**Exercise description:** Print out every line, exactly as written.

**Records shown:**
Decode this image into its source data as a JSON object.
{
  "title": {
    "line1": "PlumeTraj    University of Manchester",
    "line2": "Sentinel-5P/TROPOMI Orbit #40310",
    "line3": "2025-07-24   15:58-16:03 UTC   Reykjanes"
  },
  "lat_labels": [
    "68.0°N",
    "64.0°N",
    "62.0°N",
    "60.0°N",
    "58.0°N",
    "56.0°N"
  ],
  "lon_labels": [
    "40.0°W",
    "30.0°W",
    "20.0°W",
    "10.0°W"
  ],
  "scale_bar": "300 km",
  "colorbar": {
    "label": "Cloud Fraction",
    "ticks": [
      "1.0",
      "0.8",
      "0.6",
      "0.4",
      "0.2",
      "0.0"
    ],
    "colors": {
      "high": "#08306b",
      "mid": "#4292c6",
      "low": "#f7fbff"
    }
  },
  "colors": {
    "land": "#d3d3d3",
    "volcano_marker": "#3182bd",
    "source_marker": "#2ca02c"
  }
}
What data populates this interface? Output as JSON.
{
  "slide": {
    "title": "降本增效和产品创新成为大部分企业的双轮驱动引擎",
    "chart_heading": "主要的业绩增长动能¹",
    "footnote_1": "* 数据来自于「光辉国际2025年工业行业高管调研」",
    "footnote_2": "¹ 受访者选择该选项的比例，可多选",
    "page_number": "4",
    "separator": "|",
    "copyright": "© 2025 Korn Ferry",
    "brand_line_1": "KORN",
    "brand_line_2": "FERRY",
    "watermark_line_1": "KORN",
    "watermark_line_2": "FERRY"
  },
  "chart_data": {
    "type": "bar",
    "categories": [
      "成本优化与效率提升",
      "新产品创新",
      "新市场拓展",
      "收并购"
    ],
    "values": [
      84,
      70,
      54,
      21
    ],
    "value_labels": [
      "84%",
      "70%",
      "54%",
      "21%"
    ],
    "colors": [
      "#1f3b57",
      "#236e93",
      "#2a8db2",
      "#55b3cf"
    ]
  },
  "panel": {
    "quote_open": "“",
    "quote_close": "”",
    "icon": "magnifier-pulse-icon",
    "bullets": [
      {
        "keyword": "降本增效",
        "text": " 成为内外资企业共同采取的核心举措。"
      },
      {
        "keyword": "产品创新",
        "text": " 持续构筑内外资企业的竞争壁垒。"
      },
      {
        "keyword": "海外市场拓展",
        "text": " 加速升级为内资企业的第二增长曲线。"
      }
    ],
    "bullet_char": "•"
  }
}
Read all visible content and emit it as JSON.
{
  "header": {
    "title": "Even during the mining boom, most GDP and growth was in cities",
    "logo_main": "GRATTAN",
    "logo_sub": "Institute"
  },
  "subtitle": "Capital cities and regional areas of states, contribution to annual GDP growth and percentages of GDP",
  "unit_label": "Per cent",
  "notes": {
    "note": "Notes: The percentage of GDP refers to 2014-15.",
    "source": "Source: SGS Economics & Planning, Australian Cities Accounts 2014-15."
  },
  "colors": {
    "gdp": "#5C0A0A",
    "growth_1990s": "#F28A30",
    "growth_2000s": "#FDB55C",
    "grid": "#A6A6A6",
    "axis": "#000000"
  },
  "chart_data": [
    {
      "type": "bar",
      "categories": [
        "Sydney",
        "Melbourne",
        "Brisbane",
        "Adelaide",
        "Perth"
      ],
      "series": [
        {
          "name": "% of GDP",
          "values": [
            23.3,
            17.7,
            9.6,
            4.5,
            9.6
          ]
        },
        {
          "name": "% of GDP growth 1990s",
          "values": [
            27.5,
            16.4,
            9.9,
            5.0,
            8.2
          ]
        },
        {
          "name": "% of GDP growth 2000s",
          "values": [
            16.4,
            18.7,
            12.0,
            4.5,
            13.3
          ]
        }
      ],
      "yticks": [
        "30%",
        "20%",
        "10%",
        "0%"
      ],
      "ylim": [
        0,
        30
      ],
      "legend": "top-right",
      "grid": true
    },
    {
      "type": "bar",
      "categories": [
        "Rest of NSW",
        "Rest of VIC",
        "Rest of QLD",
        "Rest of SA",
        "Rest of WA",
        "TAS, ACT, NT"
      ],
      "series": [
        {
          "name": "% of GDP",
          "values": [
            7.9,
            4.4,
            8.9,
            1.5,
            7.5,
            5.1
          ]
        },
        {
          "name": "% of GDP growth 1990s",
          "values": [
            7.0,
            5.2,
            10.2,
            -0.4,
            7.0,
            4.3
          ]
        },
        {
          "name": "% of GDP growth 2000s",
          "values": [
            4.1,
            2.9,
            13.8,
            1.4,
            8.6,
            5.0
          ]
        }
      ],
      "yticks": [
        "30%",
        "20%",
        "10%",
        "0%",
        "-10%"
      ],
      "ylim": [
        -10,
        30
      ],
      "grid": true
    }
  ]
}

**Answer to the task:**
Decode this image into its source data as a JSON object.
{
  "title": {
    "line1": "PlumeTraj    University of Manchester",
    "line2": "Sentinel-5P/TROPOMI Orbit #40310",
    "line3": "2025-07-24   15:58-16:03 UTC   Reykjanes"
  },
  "lat_labels": [
    "68.0°N",
    "64.0°N",
    "62.0°N",
    "60.0°N",
    "58.0°N",
    "56.0°N"
  ],
  "lon_labels": [
    "40.0°W",
    "30.0°W",
    "20.0°W",
    "10.0°W"
  ],
  "scale_bar": "300 km",
  "colorbar": {
    "label": "Cloud Fraction",
    "ticks": [
      "1.0",
      "0.8",
      "0.6",
      "0.4",
      "0.2",
      "0.0"
    ],
    "colors": {
      "high": "#08306b",
      "mid": "#4292c6",
      "low": "#f7fbff"
    }
  },
  "colors": {
    "land": "#d3d3d3",
    "volcano_marker": "#3182bd",
    "source_marker": "#2ca02c"
  }
}
What data populates this interface? Output as JSON.
{
  "slide": {
    "title": "降本增效和产品创新成为大部分企业的双轮驱动引擎",
    "chart_heading": "主要的业绩增长动能¹",
    "footnote_1": "* 数据来自于「光辉国际2025年工业行业高管调研」",
    "footnote_2": "¹ 受访者选择该选项的比例，可多选",
    "page_number": "4",
    "separator": "|",
    "copyright": "© 2025 Korn Ferry",
    "brand_line_1": "KORN",
    "brand_line_2": "FERRY",
    "watermark_line_1": "KORN",
    "watermark_line_2": "FERRY"
  },
  "chart_data": {
    "type": "bar",
    "categories": [
      "成本优化与效率提升",
      "新产品创新",
      "新市场拓展",
      "收并购"
    ],
    "values": [
      84,
      70,
      54,
      21
    ],
    "value_labels": [
      "84%",
      "70%",
      "54%",
      "21%"
    ],
    "colors": [
      "#1f3b57",
      "#236e93",
      "#2a8db2",
      "#55b3cf"
    ]
  },
  "panel": {
    "quote_open": "“",
    "quote_close": "”",
    "icon": "magnifier-pulse-icon",
    "bullets": [
      {
        "keyword": "降本增效",
        "text": " 成为内外资企业共同采取的核心举措。"
      },
      {
        "keyword": "产品创新",
        "text": " 持续构筑内外资企业的竞争壁垒。"
      },
      {
        "keyword": "海外市场拓展",
        "text": " 加速升级为内资企业的第二增长曲线。"
      }
    ],
    "bullet_char": "•"
  }
}
Read all visible content and emit it as JSON.
{
  "header": {
    "title": "Even during the mining boom, most GDP and growth was in cities",
    "logo_main": "GRATTAN",
    "logo_sub": "Institute"
  },
  "subtitle": "Capital cities and regional areas of states, contribution to annual GDP growth and percentages of GDP",
  "unit_label": "Per cent",
  "notes": {
    "note": "Notes: The percentage of GDP refers to 2014-15.",
    "source": "Source: SGS Economics & Planning, Australian Cities Accounts 2014-15."
  },
  "colors": {
    "gdp": "#5C0A0A",
    "growth_1990s": "#F28A30",
    "growth_2000s": "#FDB55C",
    "grid": "#A6A6A6",
    "axis": "#000000"
  },
  "chart_data": [
    {
      "type": "bar",
      "categories": [
        "Sydney",
        "Melbourne",
        "Brisbane",
        "Adelaide",
        "Perth"
      ],
      "series": [
        {
          "name": "% of GDP",
          "values": [
            23.3,
            17.7,
            9.6,
            4.5,
            9.6
          ]
        },
        {
          "name": "% of GDP growth 1990s",
          "values": [
            27.5,
            16.4,
            9.9,
            5.0,
            8.2
          ]
        },
        {
          "name": "% of GDP growth 2000s",
          "values": [
            16.4,
            18.7,
            12.0,
            4.5,
            13.3
          ]
        }
      ],
      "yticks": [
        "30%",
        "20%",
        "10%",
        "0%"
      ],
      "ylim": [
        0,
        30
      ],
      "legend": "top-right",
      "grid": true
    },
    {
      "type": "bar",
      "categories": [
        "Rest of NSW",
        "Rest of VIC",
        "Rest of QLD",
        "Rest of SA",
        "Rest of WA",
        "TAS, ACT, NT"
      ],
      "series": [
        {
          "name": "% of GDP",
          "values": [
            7.9,
            4.4,
            8.9,
            1.5,
            7.5,
            5.1
          ]
        },
        {
          "name": "% of GDP growth 1990s",
          "values": [
            7.0,
            5.2,
            10.2,
            -0.4,
            7.0,
            4.3
          ]
        },
        {
          "name": "% of GDP growth 2000s",
          "values": [
            4.1,
            2.9,
            13.8,
            1.4,
            8.6,
            5.0
          ]
        }
      ],
      "yticks": [
        "30%",
        "20%",
        "10%",
        "0%",
        "-10%"
      ],
      "ylim": [
        -10,
        30
      ],
      "grid": true
    }
  ]
}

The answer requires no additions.